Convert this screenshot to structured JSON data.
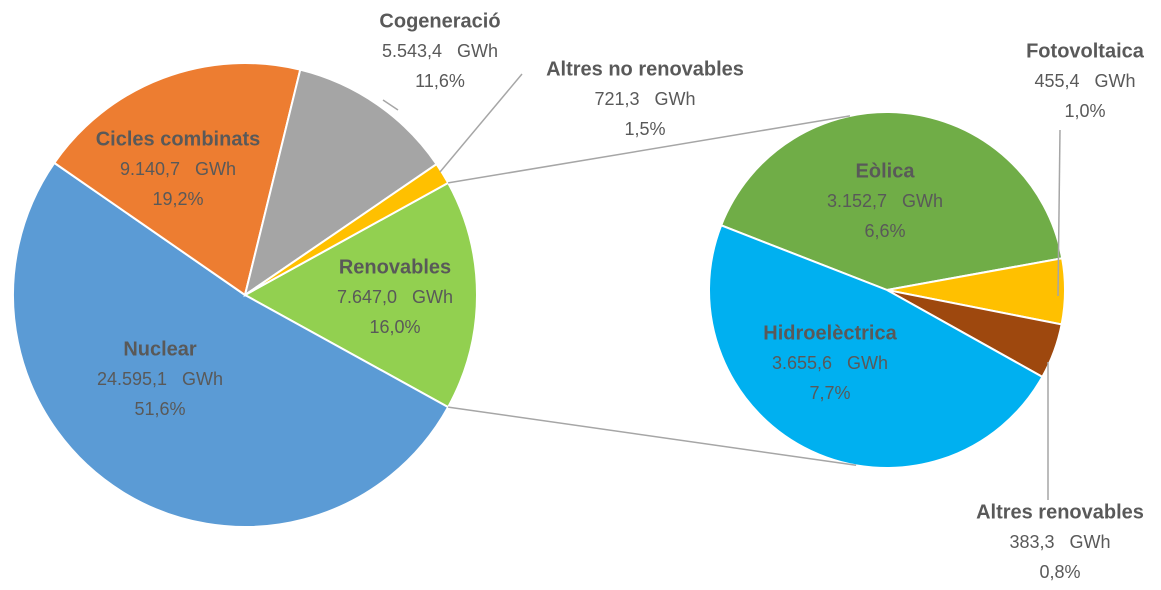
{
  "chart_data": {
    "type": "pie_of_pie",
    "categories": [
      "Nuclear",
      "Cicles combinats",
      "Cogeneració",
      "Altres no renovables",
      "Renovables"
    ],
    "values": [
      24595.1,
      9140.7,
      5543.4,
      721.3,
      7647.0
    ],
    "value_labels": [
      "24.595,1   GWh",
      "9.140,7   GWh",
      "5.543,4   GWh",
      "721,3   GWh",
      "7.647,0   GWh"
    ],
    "percent_labels": [
      "51,6%",
      "19,2%",
      "11,6%",
      "1,5%",
      "16,0%"
    ],
    "colors": [
      "#5b9bd5",
      "#ed7d31",
      "#a5a5a5",
      "#ffc000",
      "#92d050"
    ],
    "secondary": {
      "categories": [
        "Eòlica",
        "Fotovoltaica",
        "Altres renovables",
        "Hidroelèctrica"
      ],
      "values": [
        3152.7,
        455.4,
        383.3,
        3655.6
      ],
      "value_labels": [
        "3.152,7   GWh",
        "455,4   GWh",
        "383,3   GWh",
        "3.655,6   GWh"
      ],
      "percent_labels": [
        "6,6%",
        "1,0%",
        "0,8%",
        "7,7%"
      ],
      "colors": [
        "#70ad47",
        "#ffc000",
        "#9e480e",
        "#00b0f0"
      ]
    }
  }
}
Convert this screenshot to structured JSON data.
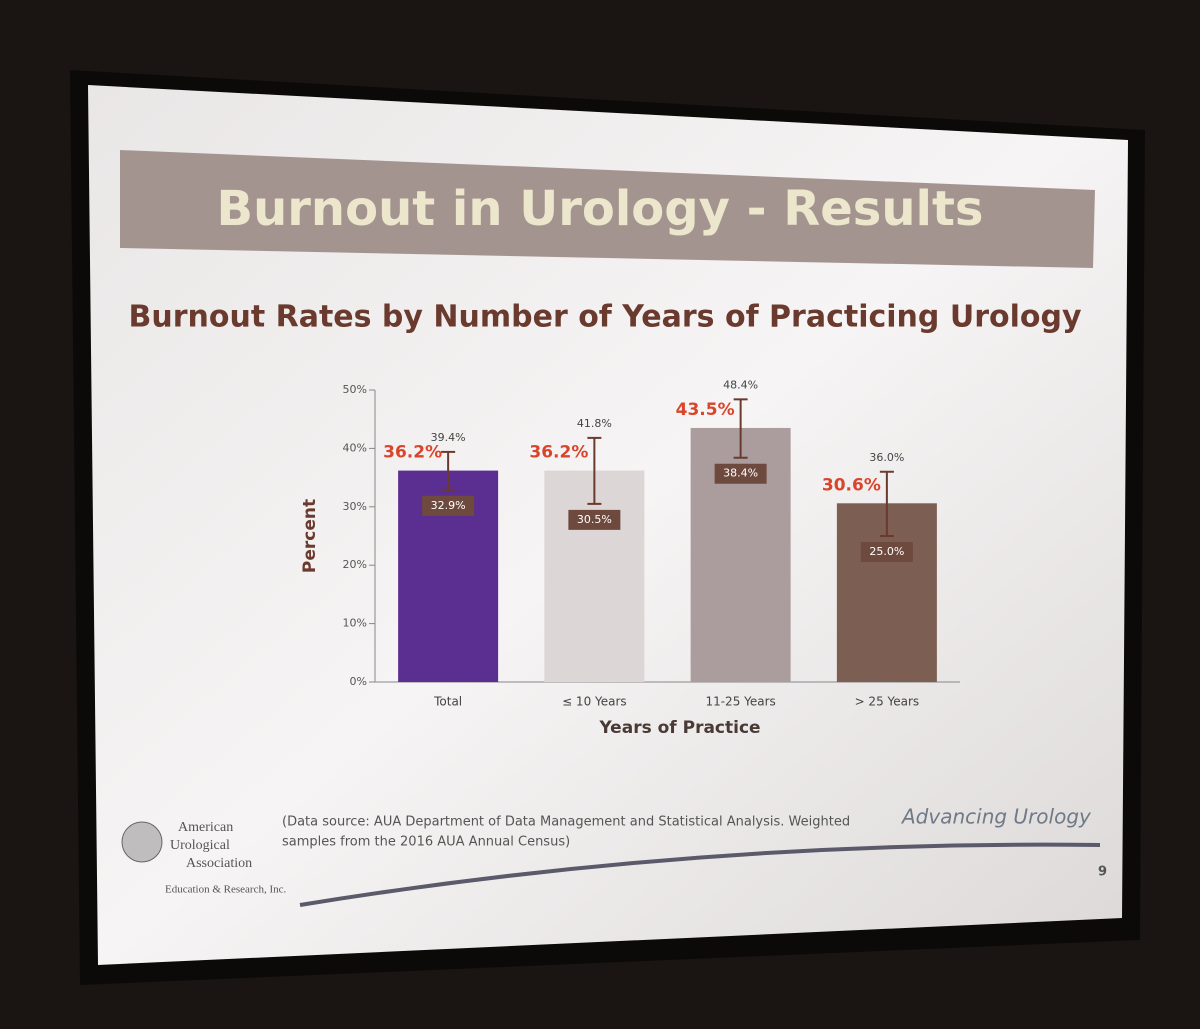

The request: Quote the material exactly. Pictures stay out.

Result below:
Convert this screenshot to structured JSON data.
{
  "chart_data": {
    "type": "pie_of_pie",
    "categories": [
      "Nuclear",
      "Cicles combinats",
      "Cogeneració",
      "Altres no renovables",
      "Renovables"
    ],
    "values": [
      24595.1,
      9140.7,
      5543.4,
      721.3,
      7647.0
    ],
    "value_labels": [
      "24.595,1   GWh",
      "9.140,7   GWh",
      "5.543,4   GWh",
      "721,3   GWh",
      "7.647,0   GWh"
    ],
    "percent_labels": [
      "51,6%",
      "19,2%",
      "11,6%",
      "1,5%",
      "16,0%"
    ],
    "colors": [
      "#5b9bd5",
      "#ed7d31",
      "#a5a5a5",
      "#ffc000",
      "#92d050"
    ],
    "secondary": {
      "categories": [
        "Eòlica",
        "Fotovoltaica",
        "Altres renovables",
        "Hidroelèctrica"
      ],
      "values": [
        3152.7,
        455.4,
        383.3,
        3655.6
      ],
      "value_labels": [
        "3.152,7   GWh",
        "455,4   GWh",
        "383,3   GWh",
        "3.655,6   GWh"
      ],
      "percent_labels": [
        "6,6%",
        "1,0%",
        "0,8%",
        "7,7%"
      ],
      "colors": [
        "#70ad47",
        "#ffc000",
        "#9e480e",
        "#00b0f0"
      ]
    }
  }
}
Convert this screenshot to structured JSON data.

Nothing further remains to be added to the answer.